§ **PROBLEM TO WORK ON**
Can you reproduce the data word for word, starting at the very first line and ending with the line containing "col-header-artikelnr: Artikelnr — [568, 685, 630, 702]", with both of those lines included?

[Some records]
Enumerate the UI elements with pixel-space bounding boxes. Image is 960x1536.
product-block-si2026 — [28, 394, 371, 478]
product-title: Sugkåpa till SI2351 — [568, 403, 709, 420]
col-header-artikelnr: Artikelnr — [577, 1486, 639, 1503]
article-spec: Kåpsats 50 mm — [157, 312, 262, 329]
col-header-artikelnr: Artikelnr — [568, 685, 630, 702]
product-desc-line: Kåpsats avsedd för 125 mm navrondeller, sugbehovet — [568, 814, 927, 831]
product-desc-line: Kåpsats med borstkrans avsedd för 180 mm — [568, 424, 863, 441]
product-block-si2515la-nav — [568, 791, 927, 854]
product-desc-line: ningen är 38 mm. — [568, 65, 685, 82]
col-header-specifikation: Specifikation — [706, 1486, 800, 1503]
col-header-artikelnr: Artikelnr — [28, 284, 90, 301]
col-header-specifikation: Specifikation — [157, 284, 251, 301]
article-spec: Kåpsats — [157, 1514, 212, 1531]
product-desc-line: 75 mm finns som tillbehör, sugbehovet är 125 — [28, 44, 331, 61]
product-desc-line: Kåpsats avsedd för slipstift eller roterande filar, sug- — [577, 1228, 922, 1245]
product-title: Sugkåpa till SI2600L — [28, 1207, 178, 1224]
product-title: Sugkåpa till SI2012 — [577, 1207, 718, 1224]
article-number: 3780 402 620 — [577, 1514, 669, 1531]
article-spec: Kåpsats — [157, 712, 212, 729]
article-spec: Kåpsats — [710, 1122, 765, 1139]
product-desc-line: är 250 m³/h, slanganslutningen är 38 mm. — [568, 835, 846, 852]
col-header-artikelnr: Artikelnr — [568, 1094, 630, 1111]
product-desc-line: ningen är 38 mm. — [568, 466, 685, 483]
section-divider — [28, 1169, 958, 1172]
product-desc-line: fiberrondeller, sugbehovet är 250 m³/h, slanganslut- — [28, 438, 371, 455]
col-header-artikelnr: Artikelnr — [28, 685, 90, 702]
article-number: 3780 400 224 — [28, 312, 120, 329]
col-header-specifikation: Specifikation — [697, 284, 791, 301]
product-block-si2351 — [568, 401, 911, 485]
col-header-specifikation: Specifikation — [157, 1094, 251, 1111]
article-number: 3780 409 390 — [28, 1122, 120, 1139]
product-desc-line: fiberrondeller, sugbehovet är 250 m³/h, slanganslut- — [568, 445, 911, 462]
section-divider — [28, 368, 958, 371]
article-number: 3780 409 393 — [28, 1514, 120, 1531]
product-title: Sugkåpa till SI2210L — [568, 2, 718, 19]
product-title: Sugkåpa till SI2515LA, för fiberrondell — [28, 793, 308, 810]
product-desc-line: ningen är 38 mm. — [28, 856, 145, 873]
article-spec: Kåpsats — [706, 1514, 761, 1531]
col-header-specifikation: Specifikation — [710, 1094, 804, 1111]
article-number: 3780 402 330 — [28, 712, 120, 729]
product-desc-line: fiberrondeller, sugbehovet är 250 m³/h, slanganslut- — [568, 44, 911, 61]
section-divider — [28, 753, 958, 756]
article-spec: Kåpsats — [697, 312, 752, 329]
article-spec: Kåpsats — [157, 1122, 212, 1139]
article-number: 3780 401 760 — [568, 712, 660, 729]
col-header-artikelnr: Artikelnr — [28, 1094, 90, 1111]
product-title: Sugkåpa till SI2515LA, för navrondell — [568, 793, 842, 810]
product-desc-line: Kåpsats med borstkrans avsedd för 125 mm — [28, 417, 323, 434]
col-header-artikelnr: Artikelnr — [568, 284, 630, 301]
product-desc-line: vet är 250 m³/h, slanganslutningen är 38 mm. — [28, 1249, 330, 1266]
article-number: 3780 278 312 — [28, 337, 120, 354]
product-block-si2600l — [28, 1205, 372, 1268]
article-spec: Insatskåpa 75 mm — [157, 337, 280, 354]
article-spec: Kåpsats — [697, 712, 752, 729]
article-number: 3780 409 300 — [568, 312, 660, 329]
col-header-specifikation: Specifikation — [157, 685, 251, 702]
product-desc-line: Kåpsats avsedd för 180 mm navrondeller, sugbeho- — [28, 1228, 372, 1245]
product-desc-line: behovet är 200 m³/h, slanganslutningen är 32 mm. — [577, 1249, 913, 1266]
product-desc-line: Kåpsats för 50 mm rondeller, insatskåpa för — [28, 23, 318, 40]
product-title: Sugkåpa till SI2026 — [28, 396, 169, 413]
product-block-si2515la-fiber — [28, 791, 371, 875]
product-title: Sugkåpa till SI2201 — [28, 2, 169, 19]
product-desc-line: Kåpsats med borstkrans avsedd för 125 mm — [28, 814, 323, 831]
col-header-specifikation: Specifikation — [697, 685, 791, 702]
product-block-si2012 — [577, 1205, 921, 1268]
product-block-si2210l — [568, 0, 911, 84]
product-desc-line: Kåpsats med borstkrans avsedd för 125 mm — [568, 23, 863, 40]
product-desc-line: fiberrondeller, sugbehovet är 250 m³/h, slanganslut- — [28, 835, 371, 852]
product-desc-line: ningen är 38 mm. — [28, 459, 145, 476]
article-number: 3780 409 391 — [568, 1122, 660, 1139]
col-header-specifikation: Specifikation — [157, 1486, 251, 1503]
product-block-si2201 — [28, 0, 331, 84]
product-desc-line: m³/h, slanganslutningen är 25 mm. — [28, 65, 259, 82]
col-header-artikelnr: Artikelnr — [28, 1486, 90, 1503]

§ **FINISHED ANSWER**
Enumerate the UI elements with pixel-space bounding boxes. Image is 960x1536.
product-block-si2026 — [28, 394, 371, 478]
product-title: Sugkåpa till SI2351 — [568, 403, 709, 420]
col-header-artikelnr: Artikelnr — [577, 1486, 639, 1503]
article-spec: Kåpsats 50 mm — [157, 312, 262, 329]
col-header-artikelnr: Artikelnr — [568, 685, 630, 702]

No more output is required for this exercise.